**Entries:**
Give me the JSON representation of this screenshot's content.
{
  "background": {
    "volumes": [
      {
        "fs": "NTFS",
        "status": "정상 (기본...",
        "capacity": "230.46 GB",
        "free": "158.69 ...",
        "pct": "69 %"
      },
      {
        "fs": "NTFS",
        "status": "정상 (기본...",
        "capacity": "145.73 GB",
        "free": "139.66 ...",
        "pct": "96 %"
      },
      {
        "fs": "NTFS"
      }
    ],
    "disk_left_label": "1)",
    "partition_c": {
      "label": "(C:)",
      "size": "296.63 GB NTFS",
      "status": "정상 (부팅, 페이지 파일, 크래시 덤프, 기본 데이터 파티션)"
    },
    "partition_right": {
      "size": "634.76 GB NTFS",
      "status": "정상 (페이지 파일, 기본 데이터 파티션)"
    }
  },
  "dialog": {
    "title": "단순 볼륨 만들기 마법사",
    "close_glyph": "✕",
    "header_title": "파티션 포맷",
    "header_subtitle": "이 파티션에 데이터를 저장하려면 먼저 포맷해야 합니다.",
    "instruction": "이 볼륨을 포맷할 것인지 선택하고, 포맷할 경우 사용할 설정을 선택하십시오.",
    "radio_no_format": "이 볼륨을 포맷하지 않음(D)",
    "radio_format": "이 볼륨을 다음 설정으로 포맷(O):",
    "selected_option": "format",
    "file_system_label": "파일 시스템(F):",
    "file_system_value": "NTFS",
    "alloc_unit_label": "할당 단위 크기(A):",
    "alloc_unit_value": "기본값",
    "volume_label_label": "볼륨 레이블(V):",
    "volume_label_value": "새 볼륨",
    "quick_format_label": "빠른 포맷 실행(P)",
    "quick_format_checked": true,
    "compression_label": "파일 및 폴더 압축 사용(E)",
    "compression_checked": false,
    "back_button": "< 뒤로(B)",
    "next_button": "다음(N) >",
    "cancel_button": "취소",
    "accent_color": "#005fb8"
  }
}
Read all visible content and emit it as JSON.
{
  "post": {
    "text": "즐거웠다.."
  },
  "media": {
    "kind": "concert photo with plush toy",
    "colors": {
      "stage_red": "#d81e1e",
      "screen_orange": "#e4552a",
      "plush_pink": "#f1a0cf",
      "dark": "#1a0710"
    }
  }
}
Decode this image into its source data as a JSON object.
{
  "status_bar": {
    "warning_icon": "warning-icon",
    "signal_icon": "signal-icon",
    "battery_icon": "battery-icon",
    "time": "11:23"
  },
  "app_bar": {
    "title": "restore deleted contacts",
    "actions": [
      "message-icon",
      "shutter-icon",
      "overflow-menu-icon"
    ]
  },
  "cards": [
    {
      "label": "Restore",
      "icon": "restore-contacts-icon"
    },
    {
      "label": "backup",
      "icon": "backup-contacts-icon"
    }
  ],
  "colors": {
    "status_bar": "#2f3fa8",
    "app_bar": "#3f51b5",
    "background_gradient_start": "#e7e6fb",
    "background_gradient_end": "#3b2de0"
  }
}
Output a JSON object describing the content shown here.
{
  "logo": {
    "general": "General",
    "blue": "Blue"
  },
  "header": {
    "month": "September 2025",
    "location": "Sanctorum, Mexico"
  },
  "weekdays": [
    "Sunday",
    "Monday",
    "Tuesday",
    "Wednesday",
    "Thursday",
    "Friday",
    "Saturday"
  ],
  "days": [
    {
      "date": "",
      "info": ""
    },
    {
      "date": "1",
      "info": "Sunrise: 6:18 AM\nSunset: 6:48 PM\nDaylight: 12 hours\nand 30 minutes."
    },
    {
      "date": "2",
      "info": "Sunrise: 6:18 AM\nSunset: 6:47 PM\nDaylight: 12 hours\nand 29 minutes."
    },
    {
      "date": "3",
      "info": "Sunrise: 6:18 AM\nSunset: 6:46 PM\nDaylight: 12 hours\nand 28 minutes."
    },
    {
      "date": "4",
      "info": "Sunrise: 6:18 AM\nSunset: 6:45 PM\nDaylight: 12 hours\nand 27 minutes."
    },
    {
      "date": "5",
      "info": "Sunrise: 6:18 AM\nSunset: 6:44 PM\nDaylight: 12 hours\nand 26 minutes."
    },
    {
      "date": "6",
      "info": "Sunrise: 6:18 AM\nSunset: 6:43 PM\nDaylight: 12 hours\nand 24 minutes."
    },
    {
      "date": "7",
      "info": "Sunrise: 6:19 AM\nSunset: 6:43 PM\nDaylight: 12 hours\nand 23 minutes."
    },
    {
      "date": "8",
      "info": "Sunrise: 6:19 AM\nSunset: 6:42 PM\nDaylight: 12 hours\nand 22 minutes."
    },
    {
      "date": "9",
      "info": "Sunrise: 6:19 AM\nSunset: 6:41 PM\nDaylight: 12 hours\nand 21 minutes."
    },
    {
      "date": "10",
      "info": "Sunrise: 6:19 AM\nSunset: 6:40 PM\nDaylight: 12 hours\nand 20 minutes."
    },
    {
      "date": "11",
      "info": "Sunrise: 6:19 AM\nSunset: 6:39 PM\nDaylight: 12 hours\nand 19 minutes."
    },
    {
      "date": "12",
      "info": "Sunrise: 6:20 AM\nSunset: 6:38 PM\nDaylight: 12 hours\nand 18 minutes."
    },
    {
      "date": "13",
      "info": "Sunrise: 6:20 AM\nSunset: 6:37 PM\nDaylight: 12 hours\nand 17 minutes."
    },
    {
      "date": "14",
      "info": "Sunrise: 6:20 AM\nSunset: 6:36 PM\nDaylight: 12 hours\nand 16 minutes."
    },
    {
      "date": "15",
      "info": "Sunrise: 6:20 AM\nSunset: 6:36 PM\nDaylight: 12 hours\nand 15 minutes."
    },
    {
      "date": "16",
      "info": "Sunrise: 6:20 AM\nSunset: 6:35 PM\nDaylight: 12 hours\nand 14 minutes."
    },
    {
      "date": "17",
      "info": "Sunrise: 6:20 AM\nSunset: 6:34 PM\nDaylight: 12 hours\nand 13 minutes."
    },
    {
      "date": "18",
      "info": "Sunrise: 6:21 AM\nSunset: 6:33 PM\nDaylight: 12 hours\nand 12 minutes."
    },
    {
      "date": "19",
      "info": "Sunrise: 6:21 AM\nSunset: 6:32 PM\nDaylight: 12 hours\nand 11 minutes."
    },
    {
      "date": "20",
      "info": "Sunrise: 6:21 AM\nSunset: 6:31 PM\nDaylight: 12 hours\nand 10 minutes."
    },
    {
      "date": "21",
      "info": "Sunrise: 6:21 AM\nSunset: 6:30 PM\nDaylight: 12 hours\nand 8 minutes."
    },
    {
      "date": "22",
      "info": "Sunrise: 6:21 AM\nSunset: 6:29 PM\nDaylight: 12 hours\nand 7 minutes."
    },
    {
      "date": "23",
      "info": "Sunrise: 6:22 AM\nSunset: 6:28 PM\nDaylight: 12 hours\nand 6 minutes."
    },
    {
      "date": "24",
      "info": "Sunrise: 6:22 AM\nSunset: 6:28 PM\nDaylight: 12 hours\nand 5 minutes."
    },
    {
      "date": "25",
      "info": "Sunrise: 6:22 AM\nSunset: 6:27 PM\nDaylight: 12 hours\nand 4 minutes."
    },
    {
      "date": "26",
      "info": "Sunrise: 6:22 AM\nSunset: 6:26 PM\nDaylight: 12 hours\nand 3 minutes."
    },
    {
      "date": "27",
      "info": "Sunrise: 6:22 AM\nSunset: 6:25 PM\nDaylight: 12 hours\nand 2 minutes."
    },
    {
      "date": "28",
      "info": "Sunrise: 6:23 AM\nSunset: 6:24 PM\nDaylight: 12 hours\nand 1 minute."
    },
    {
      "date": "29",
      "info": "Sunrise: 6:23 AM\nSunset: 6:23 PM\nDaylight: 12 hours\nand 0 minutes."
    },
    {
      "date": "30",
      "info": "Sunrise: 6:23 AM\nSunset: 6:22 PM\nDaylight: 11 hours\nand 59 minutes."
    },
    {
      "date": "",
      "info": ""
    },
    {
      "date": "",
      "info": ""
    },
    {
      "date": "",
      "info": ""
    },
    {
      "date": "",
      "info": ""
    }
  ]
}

**Given exercise:**
Which lines hold the word "object"? Show each one.

**Exercise solution:**
Decode this image into its source data as a JSON object.
Output a JSON object describing the content shown here.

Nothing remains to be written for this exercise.